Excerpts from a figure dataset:

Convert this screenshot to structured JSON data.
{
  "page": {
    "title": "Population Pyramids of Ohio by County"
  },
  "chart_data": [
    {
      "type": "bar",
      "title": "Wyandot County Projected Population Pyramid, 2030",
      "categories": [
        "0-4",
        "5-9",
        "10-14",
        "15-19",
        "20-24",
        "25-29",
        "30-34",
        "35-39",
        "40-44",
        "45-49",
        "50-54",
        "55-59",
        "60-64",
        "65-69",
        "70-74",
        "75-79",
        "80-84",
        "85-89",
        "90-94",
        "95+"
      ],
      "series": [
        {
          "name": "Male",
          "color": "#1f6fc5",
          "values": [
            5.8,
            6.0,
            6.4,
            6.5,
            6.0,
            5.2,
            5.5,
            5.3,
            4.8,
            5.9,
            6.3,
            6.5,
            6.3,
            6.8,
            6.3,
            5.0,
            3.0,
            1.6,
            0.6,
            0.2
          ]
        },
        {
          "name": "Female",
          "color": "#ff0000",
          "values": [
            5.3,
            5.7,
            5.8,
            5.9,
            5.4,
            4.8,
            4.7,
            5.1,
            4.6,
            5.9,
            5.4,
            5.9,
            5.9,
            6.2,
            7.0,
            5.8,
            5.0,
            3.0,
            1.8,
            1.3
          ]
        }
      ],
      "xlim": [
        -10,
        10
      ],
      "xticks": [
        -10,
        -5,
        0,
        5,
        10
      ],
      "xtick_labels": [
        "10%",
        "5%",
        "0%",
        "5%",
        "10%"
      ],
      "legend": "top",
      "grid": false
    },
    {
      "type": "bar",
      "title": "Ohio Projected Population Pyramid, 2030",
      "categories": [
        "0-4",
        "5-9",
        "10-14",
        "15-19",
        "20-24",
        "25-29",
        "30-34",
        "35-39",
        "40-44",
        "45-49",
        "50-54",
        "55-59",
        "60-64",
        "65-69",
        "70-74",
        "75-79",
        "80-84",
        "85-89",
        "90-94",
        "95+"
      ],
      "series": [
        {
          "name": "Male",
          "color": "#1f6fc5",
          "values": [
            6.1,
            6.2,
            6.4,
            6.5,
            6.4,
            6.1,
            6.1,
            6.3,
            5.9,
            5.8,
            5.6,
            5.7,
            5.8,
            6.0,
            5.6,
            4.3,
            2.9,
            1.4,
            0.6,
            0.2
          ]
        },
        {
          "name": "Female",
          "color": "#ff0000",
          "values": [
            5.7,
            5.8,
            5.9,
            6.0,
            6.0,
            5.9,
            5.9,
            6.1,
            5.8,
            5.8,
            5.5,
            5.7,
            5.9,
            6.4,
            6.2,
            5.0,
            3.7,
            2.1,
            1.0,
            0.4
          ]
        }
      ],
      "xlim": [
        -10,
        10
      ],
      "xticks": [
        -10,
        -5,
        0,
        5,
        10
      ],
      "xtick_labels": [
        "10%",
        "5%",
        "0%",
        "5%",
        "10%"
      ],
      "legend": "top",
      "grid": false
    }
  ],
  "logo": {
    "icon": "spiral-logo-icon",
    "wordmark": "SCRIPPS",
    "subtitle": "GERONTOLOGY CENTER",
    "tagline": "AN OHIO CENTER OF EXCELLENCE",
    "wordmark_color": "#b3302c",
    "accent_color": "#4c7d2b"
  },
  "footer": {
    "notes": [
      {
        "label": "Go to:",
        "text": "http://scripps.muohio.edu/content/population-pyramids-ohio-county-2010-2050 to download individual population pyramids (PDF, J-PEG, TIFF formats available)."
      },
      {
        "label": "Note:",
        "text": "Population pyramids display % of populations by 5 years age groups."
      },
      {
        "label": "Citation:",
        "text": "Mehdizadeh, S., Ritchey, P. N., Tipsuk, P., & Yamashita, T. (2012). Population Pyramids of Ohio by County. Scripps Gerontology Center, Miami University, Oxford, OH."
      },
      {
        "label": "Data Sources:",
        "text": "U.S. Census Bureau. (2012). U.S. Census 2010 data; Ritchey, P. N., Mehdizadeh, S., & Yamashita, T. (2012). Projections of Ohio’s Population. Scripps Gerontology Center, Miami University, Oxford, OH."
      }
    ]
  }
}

_SHORT EXERCISE:_
Repeat the material word for word, in full.

_RESULT OF THIS EXERCISE:_
Convert this screenshot to structured JSON data.
{
  "page": {
    "title": "Population Pyramids of Ohio by County"
  },
  "chart_data": [
    {
      "type": "bar",
      "title": "Wyandot County Projected Population Pyramid, 2030",
      "categories": [
        "0-4",
        "5-9",
        "10-14",
        "15-19",
        "20-24",
        "25-29",
        "30-34",
        "35-39",
        "40-44",
        "45-49",
        "50-54",
        "55-59",
        "60-64",
        "65-69",
        "70-74",
        "75-79",
        "80-84",
        "85-89",
        "90-94",
        "95+"
      ],
      "series": [
        {
          "name": "Male",
          "color": "#1f6fc5",
          "values": [
            5.8,
            6.0,
            6.4,
            6.5,
            6.0,
            5.2,
            5.5,
            5.3,
            4.8,
            5.9,
            6.3,
            6.5,
            6.3,
            6.8,
            6.3,
            5.0,
            3.0,
            1.6,
            0.6,
            0.2
          ]
        },
        {
          "name": "Female",
          "color": "#ff0000",
          "values": [
            5.3,
            5.7,
            5.8,
            5.9,
            5.4,
            4.8,
            4.7,
            5.1,
            4.6,
            5.9,
            5.4,
            5.9,
            5.9,
            6.2,
            7.0,
            5.8,
            5.0,
            3.0,
            1.8,
            1.3
          ]
        }
      ],
      "xlim": [
        -10,
        10
      ],
      "xticks": [
        -10,
        -5,
        0,
        5,
        10
      ],
      "xtick_labels": [
        "10%",
        "5%",
        "0%",
        "5%",
        "10%"
      ],
      "legend": "top",
      "grid": false
    },
    {
      "type": "bar",
      "title": "Ohio Projected Population Pyramid, 2030",
      "categories": [
        "0-4",
        "5-9",
        "10-14",
        "15-19",
        "20-24",
        "25-29",
        "30-34",
        "35-39",
        "40-44",
        "45-49",
        "50-54",
        "55-59",
        "60-64",
        "65-69",
        "70-74",
        "75-79",
        "80-84",
        "85-89",
        "90-94",
        "95+"
      ],
      "series": [
        {
          "name": "Male",
          "color": "#1f6fc5",
          "values": [
            6.1,
            6.2,
            6.4,
            6.5,
            6.4,
            6.1,
            6.1,
            6.3,
            5.9,
            5.8,
            5.6,
            5.7,
            5.8,
            6.0,
            5.6,
            4.3,
            2.9,
            1.4,
            0.6,
            0.2
          ]
        },
        {
          "name": "Female",
          "color": "#ff0000",
          "values": [
            5.7,
            5.8,
            5.9,
            6.0,
            6.0,
            5.9,
            5.9,
            6.1,
            5.8,
            5.8,
            5.5,
            5.7,
            5.9,
            6.4,
            6.2,
            5.0,
            3.7,
            2.1,
            1.0,
            0.4
          ]
        }
      ],
      "xlim": [
        -10,
        10
      ],
      "xticks": [
        -10,
        -5,
        0,
        5,
        10
      ],
      "xtick_labels": [
        "10%",
        "5%",
        "0%",
        "5%",
        "10%"
      ],
      "legend": "top",
      "grid": false
    }
  ],
  "logo": {
    "icon": "spiral-logo-icon",
    "wordmark": "SCRIPPS",
    "subtitle": "GERONTOLOGY CENTER",
    "tagline": "AN OHIO CENTER OF EXCELLENCE",
    "wordmark_color": "#b3302c",
    "accent_color": "#4c7d2b"
  },
  "footer": {
    "notes": [
      {
        "label": "Go to:",
        "text": "http://scripps.muohio.edu/content/population-pyramids-ohio-county-2010-2050 to download individual population pyramids (PDF, J-PEG, TIFF formats available)."
      },
      {
        "label": "Note:",
        "text": "Population pyramids display % of populations by 5 years age groups."
      },
      {
        "label": "Citation:",
        "text": "Mehdizadeh, S., Ritchey, P. N., Tipsuk, P., & Yamashita, T. (2012). Population Pyramids of Ohio by County. Scripps Gerontology Center, Miami University, Oxford, OH."
      },
      {
        "label": "Data Sources:",
        "text": "U.S. Census Bureau. (2012). U.S. Census 2010 data; Ritchey, P. N., Mehdizadeh, S., & Yamashita, T. (2012). Projections of Ohio’s Population. Scripps Gerontology Center, Miami University, Oxford, OH."
      }
    ]
  }
}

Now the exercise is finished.